** DATA TO USE **
[start]
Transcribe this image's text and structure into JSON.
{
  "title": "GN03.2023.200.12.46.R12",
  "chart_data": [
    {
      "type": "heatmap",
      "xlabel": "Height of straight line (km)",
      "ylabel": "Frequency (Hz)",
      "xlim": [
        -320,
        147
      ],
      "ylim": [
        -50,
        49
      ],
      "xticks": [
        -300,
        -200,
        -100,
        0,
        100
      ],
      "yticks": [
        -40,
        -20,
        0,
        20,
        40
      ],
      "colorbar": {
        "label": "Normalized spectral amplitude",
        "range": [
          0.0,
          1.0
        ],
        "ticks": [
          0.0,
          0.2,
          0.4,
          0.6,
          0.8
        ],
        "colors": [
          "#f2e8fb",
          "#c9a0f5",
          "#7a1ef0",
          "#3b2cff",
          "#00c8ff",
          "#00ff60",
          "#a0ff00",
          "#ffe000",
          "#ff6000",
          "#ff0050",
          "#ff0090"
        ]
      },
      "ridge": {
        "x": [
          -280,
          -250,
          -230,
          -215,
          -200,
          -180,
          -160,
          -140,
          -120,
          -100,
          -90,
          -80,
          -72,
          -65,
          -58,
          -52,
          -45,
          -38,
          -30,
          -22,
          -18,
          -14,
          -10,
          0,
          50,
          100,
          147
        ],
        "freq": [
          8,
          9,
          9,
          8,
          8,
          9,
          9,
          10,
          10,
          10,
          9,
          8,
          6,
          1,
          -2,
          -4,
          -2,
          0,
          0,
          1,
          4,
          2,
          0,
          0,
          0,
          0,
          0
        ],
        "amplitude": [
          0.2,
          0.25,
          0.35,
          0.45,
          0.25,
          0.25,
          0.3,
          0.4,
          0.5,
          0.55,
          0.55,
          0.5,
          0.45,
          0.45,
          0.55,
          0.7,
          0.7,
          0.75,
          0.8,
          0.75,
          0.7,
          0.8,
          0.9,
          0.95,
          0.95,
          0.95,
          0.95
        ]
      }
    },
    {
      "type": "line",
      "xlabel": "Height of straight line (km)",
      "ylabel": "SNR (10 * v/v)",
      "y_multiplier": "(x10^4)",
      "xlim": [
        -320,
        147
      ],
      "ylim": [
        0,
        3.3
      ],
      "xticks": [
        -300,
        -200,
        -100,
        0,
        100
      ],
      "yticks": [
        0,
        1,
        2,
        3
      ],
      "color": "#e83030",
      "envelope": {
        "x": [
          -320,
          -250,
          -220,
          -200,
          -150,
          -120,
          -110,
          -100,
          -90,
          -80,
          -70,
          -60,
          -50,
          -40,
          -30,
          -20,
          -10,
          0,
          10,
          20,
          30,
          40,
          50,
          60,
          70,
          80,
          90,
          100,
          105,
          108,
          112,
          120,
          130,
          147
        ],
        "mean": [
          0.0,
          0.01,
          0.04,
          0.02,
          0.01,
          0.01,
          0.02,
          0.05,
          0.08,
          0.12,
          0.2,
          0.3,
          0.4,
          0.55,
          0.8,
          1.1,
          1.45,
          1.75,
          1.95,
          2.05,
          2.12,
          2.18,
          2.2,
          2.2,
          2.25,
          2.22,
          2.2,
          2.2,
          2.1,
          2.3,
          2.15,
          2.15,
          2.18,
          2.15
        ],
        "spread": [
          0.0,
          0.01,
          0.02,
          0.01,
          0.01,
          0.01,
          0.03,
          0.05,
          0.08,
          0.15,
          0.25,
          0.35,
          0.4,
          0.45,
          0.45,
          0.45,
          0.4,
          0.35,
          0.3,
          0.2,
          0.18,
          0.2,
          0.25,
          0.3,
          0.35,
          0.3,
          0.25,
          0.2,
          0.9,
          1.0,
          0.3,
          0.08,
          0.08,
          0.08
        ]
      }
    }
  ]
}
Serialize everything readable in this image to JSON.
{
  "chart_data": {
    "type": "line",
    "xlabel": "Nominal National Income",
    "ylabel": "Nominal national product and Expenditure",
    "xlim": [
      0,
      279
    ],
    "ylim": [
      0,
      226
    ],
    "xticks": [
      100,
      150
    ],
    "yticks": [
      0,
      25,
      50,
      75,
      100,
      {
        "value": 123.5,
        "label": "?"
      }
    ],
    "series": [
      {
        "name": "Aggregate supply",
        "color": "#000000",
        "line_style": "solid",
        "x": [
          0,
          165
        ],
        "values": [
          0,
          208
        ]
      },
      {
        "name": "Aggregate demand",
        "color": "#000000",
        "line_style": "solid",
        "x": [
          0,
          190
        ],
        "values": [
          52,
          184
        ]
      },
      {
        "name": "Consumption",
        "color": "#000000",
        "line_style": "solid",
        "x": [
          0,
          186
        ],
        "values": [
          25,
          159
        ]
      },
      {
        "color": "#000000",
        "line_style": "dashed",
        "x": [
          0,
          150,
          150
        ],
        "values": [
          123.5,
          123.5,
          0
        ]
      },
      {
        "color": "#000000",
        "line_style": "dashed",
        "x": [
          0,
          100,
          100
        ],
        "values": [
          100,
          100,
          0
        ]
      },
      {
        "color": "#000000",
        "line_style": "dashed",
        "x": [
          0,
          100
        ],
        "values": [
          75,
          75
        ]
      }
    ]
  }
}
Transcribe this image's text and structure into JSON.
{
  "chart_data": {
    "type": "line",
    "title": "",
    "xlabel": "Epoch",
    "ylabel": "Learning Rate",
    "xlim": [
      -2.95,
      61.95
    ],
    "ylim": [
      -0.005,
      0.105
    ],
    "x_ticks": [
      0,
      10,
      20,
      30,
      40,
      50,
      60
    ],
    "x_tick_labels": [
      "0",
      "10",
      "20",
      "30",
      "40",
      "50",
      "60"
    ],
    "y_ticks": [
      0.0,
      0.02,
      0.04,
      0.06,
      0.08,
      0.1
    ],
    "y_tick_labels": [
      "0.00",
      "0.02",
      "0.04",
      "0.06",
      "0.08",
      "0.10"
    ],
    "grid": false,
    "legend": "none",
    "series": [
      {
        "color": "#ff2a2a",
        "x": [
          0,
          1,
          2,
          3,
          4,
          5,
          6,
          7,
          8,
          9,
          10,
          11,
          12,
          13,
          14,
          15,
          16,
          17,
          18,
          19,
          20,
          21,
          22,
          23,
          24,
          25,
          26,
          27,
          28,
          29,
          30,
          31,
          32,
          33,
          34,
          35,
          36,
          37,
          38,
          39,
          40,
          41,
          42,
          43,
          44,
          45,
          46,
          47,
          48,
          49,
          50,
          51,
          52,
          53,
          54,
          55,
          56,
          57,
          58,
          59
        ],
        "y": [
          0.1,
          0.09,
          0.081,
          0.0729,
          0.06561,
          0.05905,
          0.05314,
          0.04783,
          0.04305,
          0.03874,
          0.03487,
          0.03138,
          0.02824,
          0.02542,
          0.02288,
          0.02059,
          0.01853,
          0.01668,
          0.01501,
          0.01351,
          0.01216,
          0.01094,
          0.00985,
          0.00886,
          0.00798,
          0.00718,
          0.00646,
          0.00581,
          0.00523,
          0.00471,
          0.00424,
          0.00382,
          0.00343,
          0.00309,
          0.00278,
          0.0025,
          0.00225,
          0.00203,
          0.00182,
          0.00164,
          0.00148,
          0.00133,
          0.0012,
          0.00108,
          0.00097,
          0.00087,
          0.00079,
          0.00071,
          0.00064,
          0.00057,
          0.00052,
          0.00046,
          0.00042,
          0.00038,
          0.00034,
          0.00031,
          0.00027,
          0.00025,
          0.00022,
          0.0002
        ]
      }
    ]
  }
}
[end]
Return the material exactly as it stands.

** EXERCISE OUTPUT **
Transcribe this image's text and structure into JSON.
{
  "title": "GN03.2023.200.12.46.R12",
  "chart_data": [
    {
      "type": "heatmap",
      "xlabel": "Height of straight line (km)",
      "ylabel": "Frequency (Hz)",
      "xlim": [
        -320,
        147
      ],
      "ylim": [
        -50,
        49
      ],
      "xticks": [
        -300,
        -200,
        -100,
        0,
        100
      ],
      "yticks": [
        -40,
        -20,
        0,
        20,
        40
      ],
      "colorbar": {
        "label": "Normalized spectral amplitude",
        "range": [
          0.0,
          1.0
        ],
        "ticks": [
          0.0,
          0.2,
          0.4,
          0.6,
          0.8
        ],
        "colors": [
          "#f2e8fb",
          "#c9a0f5",
          "#7a1ef0",
          "#3b2cff",
          "#00c8ff",
          "#00ff60",
          "#a0ff00",
          "#ffe000",
          "#ff6000",
          "#ff0050",
          "#ff0090"
        ]
      },
      "ridge": {
        "x": [
          -280,
          -250,
          -230,
          -215,
          -200,
          -180,
          -160,
          -140,
          -120,
          -100,
          -90,
          -80,
          -72,
          -65,
          -58,
          -52,
          -45,
          -38,
          -30,
          -22,
          -18,
          -14,
          -10,
          0,
          50,
          100,
          147
        ],
        "freq": [
          8,
          9,
          9,
          8,
          8,
          9,
          9,
          10,
          10,
          10,
          9,
          8,
          6,
          1,
          -2,
          -4,
          -2,
          0,
          0,
          1,
          4,
          2,
          0,
          0,
          0,
          0,
          0
        ],
        "amplitude": [
          0.2,
          0.25,
          0.35,
          0.45,
          0.25,
          0.25,
          0.3,
          0.4,
          0.5,
          0.55,
          0.55,
          0.5,
          0.45,
          0.45,
          0.55,
          0.7,
          0.7,
          0.75,
          0.8,
          0.75,
          0.7,
          0.8,
          0.9,
          0.95,
          0.95,
          0.95,
          0.95
        ]
      }
    },
    {
      "type": "line",
      "xlabel": "Height of straight line (km)",
      "ylabel": "SNR (10 * v/v)",
      "y_multiplier": "(x10^4)",
      "xlim": [
        -320,
        147
      ],
      "ylim": [
        0,
        3.3
      ],
      "xticks": [
        -300,
        -200,
        -100,
        0,
        100
      ],
      "yticks": [
        0,
        1,
        2,
        3
      ],
      "color": "#e83030",
      "envelope": {
        "x": [
          -320,
          -250,
          -220,
          -200,
          -150,
          -120,
          -110,
          -100,
          -90,
          -80,
          -70,
          -60,
          -50,
          -40,
          -30,
          -20,
          -10,
          0,
          10,
          20,
          30,
          40,
          50,
          60,
          70,
          80,
          90,
          100,
          105,
          108,
          112,
          120,
          130,
          147
        ],
        "mean": [
          0.0,
          0.01,
          0.04,
          0.02,
          0.01,
          0.01,
          0.02,
          0.05,
          0.08,
          0.12,
          0.2,
          0.3,
          0.4,
          0.55,
          0.8,
          1.1,
          1.45,
          1.75,
          1.95,
          2.05,
          2.12,
          2.18,
          2.2,
          2.2,
          2.25,
          2.22,
          2.2,
          2.2,
          2.1,
          2.3,
          2.15,
          2.15,
          2.18,
          2.15
        ],
        "spread": [
          0.0,
          0.01,
          0.02,
          0.01,
          0.01,
          0.01,
          0.03,
          0.05,
          0.08,
          0.15,
          0.25,
          0.35,
          0.4,
          0.45,
          0.45,
          0.45,
          0.4,
          0.35,
          0.3,
          0.2,
          0.18,
          0.2,
          0.25,
          0.3,
          0.35,
          0.3,
          0.25,
          0.2,
          0.9,
          1.0,
          0.3,
          0.08,
          0.08,
          0.08
        ]
      }
    }
  ]
}
Serialize everything readable in this image to JSON.
{
  "chart_data": {
    "type": "line",
    "xlabel": "Nominal National Income",
    "ylabel": "Nominal national product and Expenditure",
    "xlim": [
      0,
      279
    ],
    "ylim": [
      0,
      226
    ],
    "xticks": [
      100,
      150
    ],
    "yticks": [
      0,
      25,
      50,
      75,
      100,
      {
        "value": 123.5,
        "label": "?"
      }
    ],
    "series": [
      {
        "name": "Aggregate supply",
        "color": "#000000",
        "line_style": "solid",
        "x": [
          0,
          165
        ],
        "values": [
          0,
          208
        ]
      },
      {
        "name": "Aggregate demand",
        "color": "#000000",
        "line_style": "solid",
        "x": [
          0,
          190
        ],
        "values": [
          52,
          184
        ]
      },
      {
        "name": "Consumption",
        "color": "#000000",
        "line_style": "solid",
        "x": [
          0,
          186
        ],
        "values": [
          25,
          159
        ]
      },
      {
        "color": "#000000",
        "line_style": "dashed",
        "x": [
          0,
          150,
          150
        ],
        "values": [
          123.5,
          123.5,
          0
        ]
      },
      {
        "color": "#000000",
        "line_style": "dashed",
        "x": [
          0,
          100,
          100
        ],
        "values": [
          100,
          100,
          0
        ]
      },
      {
        "color": "#000000",
        "line_style": "dashed",
        "x": [
          0,
          100
        ],
        "values": [
          75,
          75
        ]
      }
    ]
  }
}
Transcribe this image's text and structure into JSON.
{
  "chart_data": {
    "type": "line",
    "title": "",
    "xlabel": "Epoch",
    "ylabel": "Learning Rate",
    "xlim": [
      -2.95,
      61.95
    ],
    "ylim": [
      -0.005,
      0.105
    ],
    "x_ticks": [
      0,
      10,
      20,
      30,
      40,
      50,
      60
    ],
    "x_tick_labels": [
      "0",
      "10",
      "20",
      "30",
      "40",
      "50",
      "60"
    ],
    "y_ticks": [
      0.0,
      0.02,
      0.04,
      0.06,
      0.08,
      0.1
    ],
    "y_tick_labels": [
      "0.00",
      "0.02",
      "0.04",
      "0.06",
      "0.08",
      "0.10"
    ],
    "grid": false,
    "legend": "none",
    "series": [
      {
        "color": "#ff2a2a",
        "x": [
          0,
          1,
          2,
          3,
          4,
          5,
          6,
          7,
          8,
          9,
          10,
          11,
          12,
          13,
          14,
          15,
          16,
          17,
          18,
          19,
          20,
          21,
          22,
          23,
          24,
          25,
          26,
          27,
          28,
          29,
          30,
          31,
          32,
          33,
          34,
          35,
          36,
          37,
          38,
          39,
          40,
          41,
          42,
          43,
          44,
          45,
          46,
          47,
          48,
          49,
          50,
          51,
          52,
          53,
          54,
          55,
          56,
          57,
          58,
          59
        ],
        "y": [
          0.1,
          0.09,
          0.081,
          0.0729,
          0.06561,
          0.05905,
          0.05314,
          0.04783,
          0.04305,
          0.03874,
          0.03487,
          0.03138,
          0.02824,
          0.02542,
          0.02288,
          0.02059,
          0.01853,
          0.01668,
          0.01501,
          0.01351,
          0.01216,
          0.01094,
          0.00985,
          0.00886,
          0.00798,
          0.00718,
          0.00646,
          0.00581,
          0.00523,
          0.00471,
          0.00424,
          0.00382,
          0.00343,
          0.00309,
          0.00278,
          0.0025,
          0.00225,
          0.00203,
          0.00182,
          0.00164,
          0.00148,
          0.00133,
          0.0012,
          0.00108,
          0.00097,
          0.00087,
          0.00079,
          0.00071,
          0.00064,
          0.00057,
          0.00052,
          0.00046,
          0.00042,
          0.00038,
          0.00034,
          0.00031,
          0.00027,
          0.00025,
          0.00022,
          0.0002
        ]
      }
    ]
  }
}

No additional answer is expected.